• [RECORDED DATA]
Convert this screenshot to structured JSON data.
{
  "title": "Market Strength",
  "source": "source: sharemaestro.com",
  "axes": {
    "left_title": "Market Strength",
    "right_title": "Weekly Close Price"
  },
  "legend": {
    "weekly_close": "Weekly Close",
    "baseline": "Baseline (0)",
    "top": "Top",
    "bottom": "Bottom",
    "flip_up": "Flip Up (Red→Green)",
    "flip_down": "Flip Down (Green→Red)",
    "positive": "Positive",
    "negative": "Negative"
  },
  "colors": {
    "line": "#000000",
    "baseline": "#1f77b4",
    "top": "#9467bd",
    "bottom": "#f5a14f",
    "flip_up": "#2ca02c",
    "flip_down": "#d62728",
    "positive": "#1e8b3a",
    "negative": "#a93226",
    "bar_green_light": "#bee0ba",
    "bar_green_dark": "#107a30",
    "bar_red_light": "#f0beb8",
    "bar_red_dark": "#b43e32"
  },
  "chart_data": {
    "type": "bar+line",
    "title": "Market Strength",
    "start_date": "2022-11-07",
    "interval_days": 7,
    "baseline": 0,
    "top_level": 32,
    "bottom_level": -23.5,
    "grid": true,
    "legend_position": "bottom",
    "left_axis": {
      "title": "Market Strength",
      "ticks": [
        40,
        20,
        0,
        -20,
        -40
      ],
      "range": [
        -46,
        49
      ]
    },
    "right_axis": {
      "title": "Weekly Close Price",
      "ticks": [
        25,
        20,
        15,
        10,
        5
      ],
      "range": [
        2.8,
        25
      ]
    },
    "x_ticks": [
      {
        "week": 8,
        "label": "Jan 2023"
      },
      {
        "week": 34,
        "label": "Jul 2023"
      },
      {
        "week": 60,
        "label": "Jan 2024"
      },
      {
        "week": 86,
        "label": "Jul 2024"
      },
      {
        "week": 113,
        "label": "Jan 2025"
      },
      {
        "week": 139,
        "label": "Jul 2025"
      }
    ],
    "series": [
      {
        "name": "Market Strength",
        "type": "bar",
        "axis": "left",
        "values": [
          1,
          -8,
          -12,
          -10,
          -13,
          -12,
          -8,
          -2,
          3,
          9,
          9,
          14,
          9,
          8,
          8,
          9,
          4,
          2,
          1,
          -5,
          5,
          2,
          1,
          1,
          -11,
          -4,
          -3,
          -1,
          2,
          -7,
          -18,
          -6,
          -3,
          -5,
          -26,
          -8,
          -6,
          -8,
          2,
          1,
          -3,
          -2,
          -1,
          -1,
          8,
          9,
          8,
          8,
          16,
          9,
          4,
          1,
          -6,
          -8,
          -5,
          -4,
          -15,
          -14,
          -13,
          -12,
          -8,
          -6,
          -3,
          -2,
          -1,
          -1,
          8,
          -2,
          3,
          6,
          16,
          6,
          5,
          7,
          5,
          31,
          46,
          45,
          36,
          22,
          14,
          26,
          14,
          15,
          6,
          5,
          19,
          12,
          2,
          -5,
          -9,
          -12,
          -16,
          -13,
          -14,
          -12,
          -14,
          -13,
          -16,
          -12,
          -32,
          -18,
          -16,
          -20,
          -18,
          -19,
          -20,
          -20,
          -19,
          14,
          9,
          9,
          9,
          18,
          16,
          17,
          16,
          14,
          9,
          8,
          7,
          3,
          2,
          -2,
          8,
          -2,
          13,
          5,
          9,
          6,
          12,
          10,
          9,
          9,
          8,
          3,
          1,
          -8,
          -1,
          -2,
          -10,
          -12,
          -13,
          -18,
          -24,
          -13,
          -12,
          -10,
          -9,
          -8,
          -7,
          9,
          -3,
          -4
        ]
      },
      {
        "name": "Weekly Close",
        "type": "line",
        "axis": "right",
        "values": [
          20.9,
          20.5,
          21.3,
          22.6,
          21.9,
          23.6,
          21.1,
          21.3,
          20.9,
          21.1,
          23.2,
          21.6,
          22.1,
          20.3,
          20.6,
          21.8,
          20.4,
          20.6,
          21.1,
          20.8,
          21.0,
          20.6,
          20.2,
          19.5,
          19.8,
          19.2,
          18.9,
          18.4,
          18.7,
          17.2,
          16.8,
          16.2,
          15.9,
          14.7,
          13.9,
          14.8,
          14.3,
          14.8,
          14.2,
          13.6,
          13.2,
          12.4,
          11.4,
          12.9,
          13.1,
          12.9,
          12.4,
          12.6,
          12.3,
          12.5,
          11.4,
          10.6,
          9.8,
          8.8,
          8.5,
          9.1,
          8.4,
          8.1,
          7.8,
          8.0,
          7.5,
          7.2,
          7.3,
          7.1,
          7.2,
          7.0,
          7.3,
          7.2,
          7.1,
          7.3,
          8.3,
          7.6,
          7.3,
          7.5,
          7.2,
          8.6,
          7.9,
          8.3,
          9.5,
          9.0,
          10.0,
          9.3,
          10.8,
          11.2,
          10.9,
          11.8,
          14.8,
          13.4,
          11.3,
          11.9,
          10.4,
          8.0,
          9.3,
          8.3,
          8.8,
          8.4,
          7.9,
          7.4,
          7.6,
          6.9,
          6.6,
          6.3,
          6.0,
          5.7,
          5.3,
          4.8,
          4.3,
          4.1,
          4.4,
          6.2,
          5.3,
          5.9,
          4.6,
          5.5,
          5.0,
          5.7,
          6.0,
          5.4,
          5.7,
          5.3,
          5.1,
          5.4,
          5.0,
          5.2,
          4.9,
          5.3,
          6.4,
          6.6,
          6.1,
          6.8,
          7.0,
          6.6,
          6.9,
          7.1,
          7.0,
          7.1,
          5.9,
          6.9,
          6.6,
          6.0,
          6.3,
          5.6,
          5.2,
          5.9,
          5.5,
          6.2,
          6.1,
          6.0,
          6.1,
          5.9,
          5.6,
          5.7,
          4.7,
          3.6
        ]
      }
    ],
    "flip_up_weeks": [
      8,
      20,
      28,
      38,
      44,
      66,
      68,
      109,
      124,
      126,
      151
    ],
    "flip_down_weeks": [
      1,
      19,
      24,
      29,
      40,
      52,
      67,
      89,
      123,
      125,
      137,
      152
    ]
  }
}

• [GOAL]
Pull out every line in the data above that has the word "Strength".

• [CORRECT OUTPUT]
  "title": "Market Strength",
    "left_title": "Market Strength",
    "title": "Market Strength",
      "title": "Market Strength",
        "name": "Market Strength",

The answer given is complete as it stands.